--- start of RECORDS FOR THIS EXERCISE ---
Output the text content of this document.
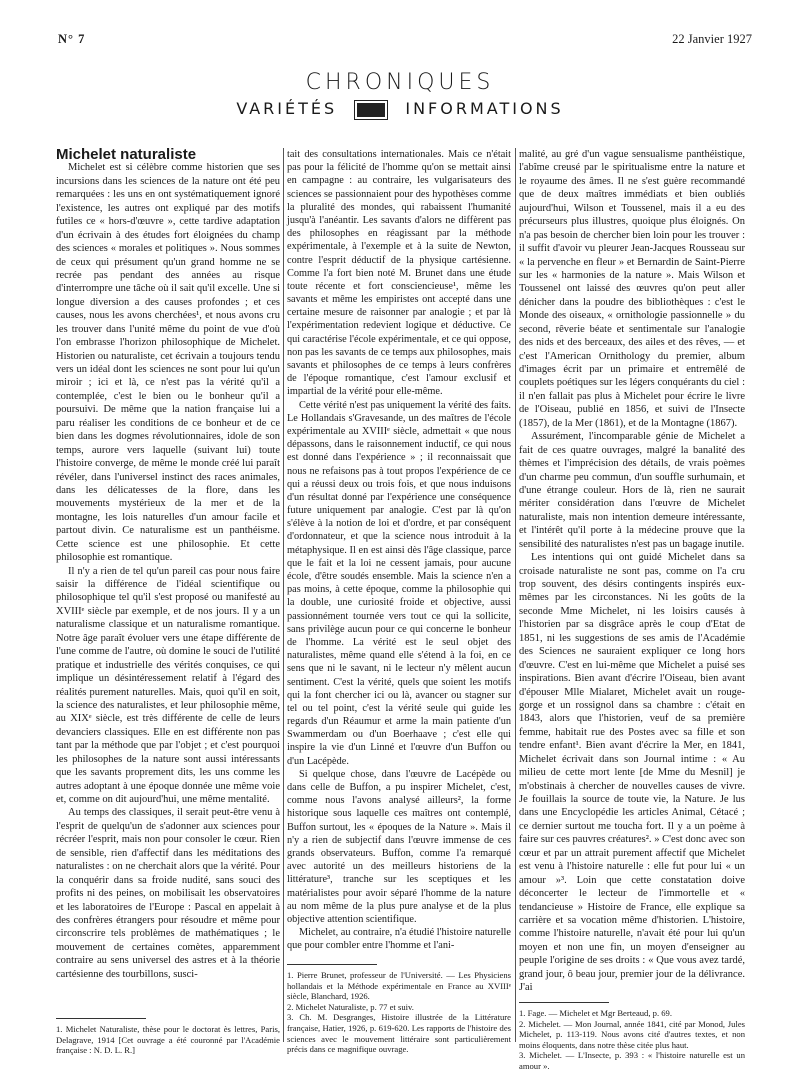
N° 7	22 Janvier 1927
CHRONIQUES
VARIÉTÉS	INFORMATIONS

Michelet naturaliste

Michelet est si célèbre comme historien que ses incursions dans les sciences de la nature ont été peu remarquées : les uns en ont systématiquement ignoré l'existence, les autres ont expliqué par des motifs futiles ce « hors-d'œuvre », cette tardive adaptation d'un écrivain à des études fort éloignées du champ des sciences « morales et politiques ». Nous sommes de ceux qui présument qu'un grand homme ne se recrée pas pendant des années au risque d'interrompre une tâche où il sait qu'il excelle. Une si longue diversion a des causes profondes ; et ces causes, nous les avons cherchées¹, et nous avons cru les trouver dans l'unité même du point de vue d'où l'on embrasse l'horizon philosophique de Michelet. Historien ou naturaliste, cet écrivain a toujours tendu vers un idéal dont les sciences ne sont pour lui qu'un miroir ; ici et là, ce n'est pas la vérité qu'il a contemplée, c'est le bien ou le bonheur qu'il a poursuivi. De même que la nation française lui a paru réaliser les conditions de ce bonheur et de ce bien dans les dogmes révolutionnaires, idole de son temps, aurore vers laquelle (suivant lui) toute l'histoire converge, de même le monde créé lui paraît révéler, dans l'universel instinct des races animales, dans les délicatesses de la flore, dans les mouvements mystérieux de la mer et de la montagne, les lois naturelles d'un amour facile et partout divin. Ce naturalisme est un panthéisme. Cette science est une philosophie. Et cette philosophie est romantique.

Il n'y a rien de tel qu'un pareil cas pour nous faire saisir la différence de l'idéal scientifique ou philosophique tel qu'il s'est proposé ou manifesté au XVIIIᵉ siècle par exemple, et de nos jours. Il y a un naturalisme classique et un naturalisme romantique. Notre âge paraît évoluer vers une étape différente de l'une comme de l'autre, où domine le souci de l'utilité pratique et industrielle des vérités conquises, ce qui implique un désintéressement relatif à l'égard des réalités purement naturelles. Mais, quoi qu'il en soit, la science des naturalistes, et leur philosophie même, au XIXᵉ siècle, est très différente de celle de leurs devanciers classiques. Elle en est différente non pas tant par la méthode que par l'objet ; et c'est pourquoi les philosophes de la nature sont aussi intéressants que les savants proprement dits, les uns comme les autres adoptant à une époque donnée une même voie et, comme on dit aujourd'hui, une même mentalité.

Au temps des classiques, il serait peut-être venu à l'esprit de quelqu'un de s'adonner aux sciences pour récréer l'esprit, mais non pour consoler le cœur. Rien de sensible, rien d'affectif dans les méditations des naturalistes : on ne cherchait alors que la vérité. Pour la conquérir dans sa froide nudité, sans souci des profits ni des peines, on mobilisait les observatoires et les laboratoires de l'Europe : Pascal en appelait à des confrères étrangers pour résoudre et même pour circonscrire tels problèmes de mathématiques ; le mouvement de certaines comètes, apparemment contraire au sens universel des astres et à la théorie cartésienne des tourbillons, susci-

tait des consultations internationales. Mais ce n'était pas pour la félicité de l'homme qu'on se mettait ainsi en campagne : au contraire, les vulgarisateurs des sciences se passionnaient pour des hypothèses comme la pluralité des mondes, qui rabaissent l'humanité jusqu'à l'anéantir. Les savants d'alors ne diffèrent pas des philosophes en réagissant par la méthode expérimentale, à l'exemple et à la suite de Newton, contre l'esprit déductif de la physique cartésienne. Comme l'a fort bien noté M. Brunet dans une étude toute récente et fort consciencieuse¹, même les savants et même les empiristes ont accepté dans une certaine mesure de raisonner par analogie ; et par là l'expérimentation redevient logique et déductive. Ce qui caractérise l'école expérimentale, et ce qui oppose, non pas les savants de ce temps aux philosophes, mais savants et philosophes de ce temps à leurs confrères de l'époque romantique, c'est l'amour exclusif et impartial de la vérité pour elle-même.

Cette vérité n'est pas uniquement la vérité des faits. Le Hollandais s'Gravesande, un des maîtres de l'école expérimentale au XVIIIᵉ siècle, admettait « que nous dépassons, dans le raisonnement inductif, ce qui nous est donné dans l'expérience » ; il reconnaissait que nous ne refaisons pas à tout propos l'expérience de ce qui a réussi deux ou trois fois, et que nous induisons d'un résultat donné par l'expérience une conséquence future uniquement par analogie. C'est par là qu'on s'élève à la notion de loi et d'ordre, et par conséquent d'ordonnateur, et que la science nous introduit à la métaphysique. Il en est ainsi dès l'âge classique, parce que le fait et la loi ne cessent jamais, pour aucune école, d'être soudés ensemble. Mais la science n'en a pas moins, à cette époque, comme la philosophie qui la double, une curiosité froide et objective, aussi passionnément tournée vers tout ce qui la sollicite, sans privilège aucun pour ce qui concerne le bonheur de l'homme. La vérité est le seul objet des naturalistes, même quand elle s'étend à la foi, en ce sens que ni le savant, ni le lecteur n'y mêlent aucun sentiment. C'est la vérité, quels que soient les motifs qui la font chercher ici ou là, avancer ou stagner sur tel ou tel point, c'est la vérité seule qui guide les regards d'un Réaumur et arme la main patiente d'un Swammerdam ou d'un Boerhaave ; c'est elle qui inspire la vie d'un Linné et l'œuvre d'un Buffon ou d'un Lacépède.

Si quelque chose, dans l'œuvre de Lacépède ou dans celle de Buffon, a pu inspirer Michelet, c'est, comme nous l'avons analysé ailleurs², la forme historique sous laquelle ces maîtres ont contemplé, Buffon surtout, les « époques de la Nature ». Mais il n'y a rien de subjectif dans l'œuvre immense de ces grands observateurs. Buffon, comme l'a remarqué avec autorité un des meilleurs historiens de la littérature³, tranche sur les sceptiques et les matérialistes pour avoir séparé l'homme de la nature au nom même de la plus pure analyse et de la plus objective attention scientifique.

Michelet, au contraire, n'a étudié l'histoire naturelle que pour combler entre l'homme et l'ani-

malité, au gré d'un vague sensualisme panthéistique, l'abîme creusé par le spiritualisme entre la nature et le royaume des âmes. Il ne s'est guère recommandé que de deux maîtres immédiats et bien oubliés aujourd'hui, Wilson et Toussenel, mais il a eu des précurseurs plus illustres, quoique plus éloignés. On n'a pas besoin de chercher bien loin pour les trouver : il suffit d'avoir vu pleurer Jean-Jacques Rousseau sur « la pervenche en fleur » et Bernardin de Saint-Pierre sur les « harmonies de la nature ». Mais Wilson et Toussenel ont laissé des œuvres qu'on peut aller dénicher dans la poudre des bibliothèques : c'est le Monde des oiseaux, « ornithologie passionnelle » du second, rêverie béate et sentimentale sur l'analogie des nids et des berceaux, des ailes et des rêves, — et c'est l'American Ornithology du premier, album d'images écrit par un primaire et entremêlé de couplets poétiques sur les légers conquérants du ciel : il n'en fallait pas plus à Michelet pour écrire le livre de l'Oiseau, publié en 1856, et suivi de l'Insecte (1857), de la Mer (1861), et de la Montagne (1867).

Assurément, l'incomparable génie de Michelet a fait de ces quatre ouvrages, malgré la banalité des thèmes et l'imprécision des détails, de vrais poèmes d'un charme peu commun, d'un souffle surhumain, et d'une étrange couleur. Hors de là, rien ne saurait mériter considération dans l'œuvre de Michelet naturaliste, mais non intention demeure intéressante, et l'intérêt qu'il porte à la médecine prouve que la sensibilité des naturalistes n'est pas un bagage inutile.

Les intentions qui ont guidé Michelet dans sa croisade naturaliste ne sont pas, comme on l'a cru trop souvent, des désirs contingents inspirés eux-mêmes par les circonstances. Ni les goûts de la seconde Mme Michelet, ni les loisirs causés à l'historien par sa disgrâce après le coup d'Etat de 1851, ni les suggestions de ses amis de l'Académie des Sciences ne sauraient expliquer ce long hors d'œuvre. C'est en lui-même que Michelet a puisé ses inspirations. Bien avant d'écrire l'Oiseau, bien avant d'épouser Mlle Mialaret, Michelet avait un rouge-gorge et un rossignol dans sa chambre : c'était en 1843, alors que l'historien, veuf de sa première femme, habitait rue des Postes avec sa fille et son tendre enfant¹. Bien avant d'écrire la Mer, en 1841, Michelet écrivait dans son Journal intime : « Au milieu de cette mort lente [de Mme du Mesnil] je m'obstinais à chercher de nouvelles causes de vivre. Je fouillais la source de toute vie, la Nature. Je lus dans une Encyclopédie les articles Animal, Cétacé ; ce dernier surtout me toucha fort. Il y a un poème à faire sur ces pauvres créatures². » C'est donc avec son cœur et par un attrait purement affectif que Michelet est venu à l'histoire naturelle : elle fut pour lui « un amour »³. Loin que cette constatation doive déconcerter le lecteur de l'immortelle et « tendancieuse » Histoire de France, elle explique sa carrière et sa vocation même d'historien. L'histoire, comme l'histoire naturelle, n'avait été pour lui qu'un moyen et non une fin, un moyen d'enseigner au peuple l'origine de ses droits : « Que vous avez tardé, grand jour, ô beau jour, premier jour de la délivrance. J'ai

1. Michelet Naturaliste, thèse pour le doctorat ès lettres, Paris, Delagrave, 1914 [Cet ouvrage a été couronné par l'Académie française : N. D. L. R.]

1. Pierre Brunet, professeur de l'Université. — Les Physiciens hollandais et la Méthode expérimentale en France au XVIIIᵉ siècle, Blanchard, 1926.

2. Michelet Naturaliste, p. 77 et suiv.

3. Ch. M. Desgranges, Histoire illustrée de la Littérature française, Hatier, 1926, p. 619-620. Les rapports de l'histoire des sciences avec le mouvement littéraire sont particulièrement précis dans ce magnifique ouvrage.

1. Fage. — Michelet et Mgr Berteaud, p. 69.

2. Michelet. — Mon Journal, année 1841, cité par Monod, Jules Michelet, p. 113-119. Nous avons cité d'autres textes, et non moins éloquents, dans notre thèse citée plus haut.

3. Michelet. — L'Insecte, p. 393 : « l'histoire naturelle est un amour ».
--- end of RECORDS FOR THIS EXERCISE ---
▶ [GOAL]
Check each line of the data above for the word "Académie", then state how many lines have it. Give the number alone.

▶ [PROBLEM SOLUTION]
2